▼

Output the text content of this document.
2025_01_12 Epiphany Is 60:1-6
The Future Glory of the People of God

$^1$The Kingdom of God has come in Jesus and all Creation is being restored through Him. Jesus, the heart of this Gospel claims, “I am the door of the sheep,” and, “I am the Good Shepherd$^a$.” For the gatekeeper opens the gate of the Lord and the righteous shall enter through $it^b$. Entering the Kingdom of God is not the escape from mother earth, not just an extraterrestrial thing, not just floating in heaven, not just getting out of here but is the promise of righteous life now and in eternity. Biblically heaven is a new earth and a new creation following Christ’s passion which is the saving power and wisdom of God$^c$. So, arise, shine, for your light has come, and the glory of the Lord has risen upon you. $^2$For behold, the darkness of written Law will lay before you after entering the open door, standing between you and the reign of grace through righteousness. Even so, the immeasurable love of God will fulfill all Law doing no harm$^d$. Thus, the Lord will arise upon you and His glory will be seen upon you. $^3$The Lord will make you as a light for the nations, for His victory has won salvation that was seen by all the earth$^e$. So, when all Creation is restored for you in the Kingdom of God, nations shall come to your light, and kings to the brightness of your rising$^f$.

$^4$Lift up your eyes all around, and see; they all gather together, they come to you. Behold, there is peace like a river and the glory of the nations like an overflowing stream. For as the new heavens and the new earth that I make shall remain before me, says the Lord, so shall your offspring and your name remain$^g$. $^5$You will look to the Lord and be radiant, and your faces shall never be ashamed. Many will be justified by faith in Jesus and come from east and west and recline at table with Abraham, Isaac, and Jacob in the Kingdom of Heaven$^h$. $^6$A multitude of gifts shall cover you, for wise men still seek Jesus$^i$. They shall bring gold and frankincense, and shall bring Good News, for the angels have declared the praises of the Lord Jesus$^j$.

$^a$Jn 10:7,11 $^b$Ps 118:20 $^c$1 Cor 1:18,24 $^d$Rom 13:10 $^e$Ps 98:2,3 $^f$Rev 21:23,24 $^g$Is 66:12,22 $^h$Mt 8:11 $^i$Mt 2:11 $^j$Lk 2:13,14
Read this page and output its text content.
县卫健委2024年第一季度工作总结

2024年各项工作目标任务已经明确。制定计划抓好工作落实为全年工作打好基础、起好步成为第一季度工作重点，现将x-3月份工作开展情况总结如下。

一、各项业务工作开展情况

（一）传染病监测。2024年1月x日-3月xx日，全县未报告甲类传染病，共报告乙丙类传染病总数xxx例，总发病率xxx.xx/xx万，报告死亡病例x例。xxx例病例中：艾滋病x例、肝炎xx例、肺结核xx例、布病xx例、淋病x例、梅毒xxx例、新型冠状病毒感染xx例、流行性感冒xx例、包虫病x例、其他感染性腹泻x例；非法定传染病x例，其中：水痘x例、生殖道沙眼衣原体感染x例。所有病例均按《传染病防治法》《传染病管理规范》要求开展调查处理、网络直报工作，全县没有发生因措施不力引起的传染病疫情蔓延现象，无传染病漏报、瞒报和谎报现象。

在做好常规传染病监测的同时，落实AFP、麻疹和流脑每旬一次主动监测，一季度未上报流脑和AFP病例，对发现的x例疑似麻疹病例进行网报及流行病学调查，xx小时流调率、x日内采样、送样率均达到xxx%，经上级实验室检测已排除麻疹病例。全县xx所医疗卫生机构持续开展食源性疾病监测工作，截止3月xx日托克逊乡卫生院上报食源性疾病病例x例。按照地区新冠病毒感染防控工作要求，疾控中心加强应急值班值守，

▲
▼

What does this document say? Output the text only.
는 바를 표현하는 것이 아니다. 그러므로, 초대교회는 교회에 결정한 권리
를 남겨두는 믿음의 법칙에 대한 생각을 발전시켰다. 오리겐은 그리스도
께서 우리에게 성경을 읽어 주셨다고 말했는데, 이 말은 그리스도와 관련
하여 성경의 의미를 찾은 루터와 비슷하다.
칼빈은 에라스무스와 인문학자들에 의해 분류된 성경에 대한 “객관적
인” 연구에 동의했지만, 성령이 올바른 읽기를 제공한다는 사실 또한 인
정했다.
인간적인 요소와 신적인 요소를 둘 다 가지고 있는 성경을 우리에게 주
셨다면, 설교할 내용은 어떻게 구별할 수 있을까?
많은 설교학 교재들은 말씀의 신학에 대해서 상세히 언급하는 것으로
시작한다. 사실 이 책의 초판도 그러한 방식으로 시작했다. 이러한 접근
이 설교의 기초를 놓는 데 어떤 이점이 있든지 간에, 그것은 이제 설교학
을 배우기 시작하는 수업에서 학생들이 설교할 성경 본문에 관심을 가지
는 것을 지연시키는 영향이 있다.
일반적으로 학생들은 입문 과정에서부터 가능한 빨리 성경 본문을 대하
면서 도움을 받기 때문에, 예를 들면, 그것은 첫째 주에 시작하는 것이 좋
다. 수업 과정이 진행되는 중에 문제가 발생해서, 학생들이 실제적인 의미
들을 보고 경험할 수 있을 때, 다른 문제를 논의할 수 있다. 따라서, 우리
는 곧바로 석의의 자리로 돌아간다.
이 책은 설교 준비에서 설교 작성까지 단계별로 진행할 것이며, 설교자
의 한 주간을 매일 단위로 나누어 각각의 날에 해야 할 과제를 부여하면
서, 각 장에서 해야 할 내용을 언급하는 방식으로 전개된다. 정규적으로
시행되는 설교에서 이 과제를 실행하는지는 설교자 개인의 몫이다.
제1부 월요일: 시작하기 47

▲

▶ [STATED TASK]:
Identify and copy all lines with the word "this".

▶ [FULL OUTPUT]:
Output the text content of this document.
$^1$The Kingdom of God has come in Jesus and all Creation is being restored through Him. Jesus, the heart of this Gospel claims, “I am the door of the sheep,” and, “I am the Good Shepherd$^a$.” For the gatekeeper opens the gate of the Lord and the righteous shall enter through $it^b$. Entering the Kingdom of God is not the escape from mother earth, not just an extraterrestrial thing, not just floating in heaven, not just getting out of here but is the promise of righteous life now and in eternity. Biblically heaven is a new earth and a new creation following Christ’s passion which is the saving power and wisdom of God$^c$. So, arise, shine, for your light has come, and the glory of the Lord has risen upon you. $^2$For behold, the darkness of written Law will lay before you after entering the open door, standing between you and the reign of grace through righteousness. Even so, the immeasurable love of God will fulfill all Law doing no harm$^d$. Thus, the Lord will arise upon you and His glory will be seen upon you. $^3$The Lord will make you as a light for the nations, for His victory has won salvation that was seen by all the earth$^e$. So, when all Creation is restored for you in the Kingdom of God, nations shall come to your light, and kings to the brightness of your rising$^f$.
Read this page and output its text content.
What does this document say? Output the text only.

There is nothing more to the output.